+++ RECORDS FOR THE TASK +++

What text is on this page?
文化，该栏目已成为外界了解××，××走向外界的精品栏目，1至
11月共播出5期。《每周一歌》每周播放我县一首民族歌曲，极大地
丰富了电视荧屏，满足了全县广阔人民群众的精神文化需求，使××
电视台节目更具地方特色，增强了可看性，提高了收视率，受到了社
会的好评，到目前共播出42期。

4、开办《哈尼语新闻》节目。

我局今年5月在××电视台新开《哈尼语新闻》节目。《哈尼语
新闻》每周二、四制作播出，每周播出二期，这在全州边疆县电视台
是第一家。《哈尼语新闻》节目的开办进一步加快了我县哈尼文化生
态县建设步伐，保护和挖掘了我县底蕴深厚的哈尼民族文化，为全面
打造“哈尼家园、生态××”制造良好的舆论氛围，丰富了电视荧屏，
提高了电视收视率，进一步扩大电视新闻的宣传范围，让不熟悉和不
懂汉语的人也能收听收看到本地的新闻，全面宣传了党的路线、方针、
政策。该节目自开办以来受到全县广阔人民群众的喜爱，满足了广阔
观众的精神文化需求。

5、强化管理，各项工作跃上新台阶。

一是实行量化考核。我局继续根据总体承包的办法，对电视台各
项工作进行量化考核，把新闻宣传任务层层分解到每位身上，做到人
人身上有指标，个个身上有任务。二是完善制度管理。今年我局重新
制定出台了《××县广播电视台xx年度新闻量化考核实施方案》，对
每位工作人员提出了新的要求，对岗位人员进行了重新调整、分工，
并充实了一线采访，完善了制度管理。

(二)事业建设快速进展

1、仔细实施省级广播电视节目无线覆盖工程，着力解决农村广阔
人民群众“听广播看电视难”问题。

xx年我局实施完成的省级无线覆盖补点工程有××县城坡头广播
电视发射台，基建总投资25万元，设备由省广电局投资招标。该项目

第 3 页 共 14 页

+++
+++ RECORDS FOR THE TASK +++

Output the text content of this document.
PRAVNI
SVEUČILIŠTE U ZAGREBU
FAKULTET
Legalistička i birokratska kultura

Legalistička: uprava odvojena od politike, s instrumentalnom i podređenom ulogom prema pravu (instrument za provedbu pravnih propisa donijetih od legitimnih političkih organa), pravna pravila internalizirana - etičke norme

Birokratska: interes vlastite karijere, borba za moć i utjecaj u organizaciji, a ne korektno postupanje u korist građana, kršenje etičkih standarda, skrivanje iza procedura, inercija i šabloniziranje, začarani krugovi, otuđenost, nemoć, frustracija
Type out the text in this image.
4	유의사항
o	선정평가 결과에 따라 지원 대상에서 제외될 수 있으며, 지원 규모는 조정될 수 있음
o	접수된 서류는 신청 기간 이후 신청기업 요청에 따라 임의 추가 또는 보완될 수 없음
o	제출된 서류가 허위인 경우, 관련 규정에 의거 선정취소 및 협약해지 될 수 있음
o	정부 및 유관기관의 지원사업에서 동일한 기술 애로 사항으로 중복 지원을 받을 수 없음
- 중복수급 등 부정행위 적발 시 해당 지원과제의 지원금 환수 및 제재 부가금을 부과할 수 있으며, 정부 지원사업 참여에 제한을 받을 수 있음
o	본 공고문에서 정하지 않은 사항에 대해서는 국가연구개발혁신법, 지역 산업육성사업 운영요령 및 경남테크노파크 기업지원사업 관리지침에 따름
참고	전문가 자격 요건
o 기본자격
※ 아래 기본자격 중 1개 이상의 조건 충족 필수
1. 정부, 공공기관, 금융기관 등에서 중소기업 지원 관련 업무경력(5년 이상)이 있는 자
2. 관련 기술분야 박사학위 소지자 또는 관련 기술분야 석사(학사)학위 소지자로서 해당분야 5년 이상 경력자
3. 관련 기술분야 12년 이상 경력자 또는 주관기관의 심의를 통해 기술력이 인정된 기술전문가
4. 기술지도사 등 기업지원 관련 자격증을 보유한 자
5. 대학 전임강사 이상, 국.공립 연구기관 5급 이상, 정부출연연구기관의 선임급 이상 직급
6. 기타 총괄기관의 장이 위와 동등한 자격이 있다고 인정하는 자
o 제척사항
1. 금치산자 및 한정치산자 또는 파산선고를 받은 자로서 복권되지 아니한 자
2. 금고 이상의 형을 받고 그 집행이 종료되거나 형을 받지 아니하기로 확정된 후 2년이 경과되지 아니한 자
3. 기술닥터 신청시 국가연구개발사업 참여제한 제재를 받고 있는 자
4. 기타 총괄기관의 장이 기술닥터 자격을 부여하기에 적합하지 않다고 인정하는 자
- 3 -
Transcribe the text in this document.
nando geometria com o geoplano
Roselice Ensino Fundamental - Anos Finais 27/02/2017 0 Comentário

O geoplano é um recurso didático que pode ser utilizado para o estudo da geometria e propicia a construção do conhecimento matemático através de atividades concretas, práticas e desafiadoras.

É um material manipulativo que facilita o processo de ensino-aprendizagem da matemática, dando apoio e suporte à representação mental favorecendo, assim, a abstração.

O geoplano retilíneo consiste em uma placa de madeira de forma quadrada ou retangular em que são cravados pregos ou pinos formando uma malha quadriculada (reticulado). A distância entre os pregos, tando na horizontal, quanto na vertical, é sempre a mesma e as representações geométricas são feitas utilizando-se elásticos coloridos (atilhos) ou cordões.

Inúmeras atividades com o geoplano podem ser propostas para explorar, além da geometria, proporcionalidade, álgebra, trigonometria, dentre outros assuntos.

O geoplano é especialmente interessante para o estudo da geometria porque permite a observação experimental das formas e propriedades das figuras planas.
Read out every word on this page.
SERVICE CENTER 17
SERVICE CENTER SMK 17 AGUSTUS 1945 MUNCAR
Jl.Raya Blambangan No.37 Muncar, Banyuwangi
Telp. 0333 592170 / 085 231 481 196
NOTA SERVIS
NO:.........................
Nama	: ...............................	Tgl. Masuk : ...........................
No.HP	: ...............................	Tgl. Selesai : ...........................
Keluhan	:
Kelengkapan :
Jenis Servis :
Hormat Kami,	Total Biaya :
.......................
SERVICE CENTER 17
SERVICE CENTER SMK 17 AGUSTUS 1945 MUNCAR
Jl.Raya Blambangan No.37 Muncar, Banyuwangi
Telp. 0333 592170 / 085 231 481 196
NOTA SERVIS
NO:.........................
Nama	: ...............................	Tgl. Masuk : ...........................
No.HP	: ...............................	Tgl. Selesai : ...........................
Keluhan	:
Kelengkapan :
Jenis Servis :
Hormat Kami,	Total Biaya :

+++

WHAT TO PRODUCE — Tell how many lines of the material above hold "인정하는", answering with a bare number.

ANSWER IN FULL — 2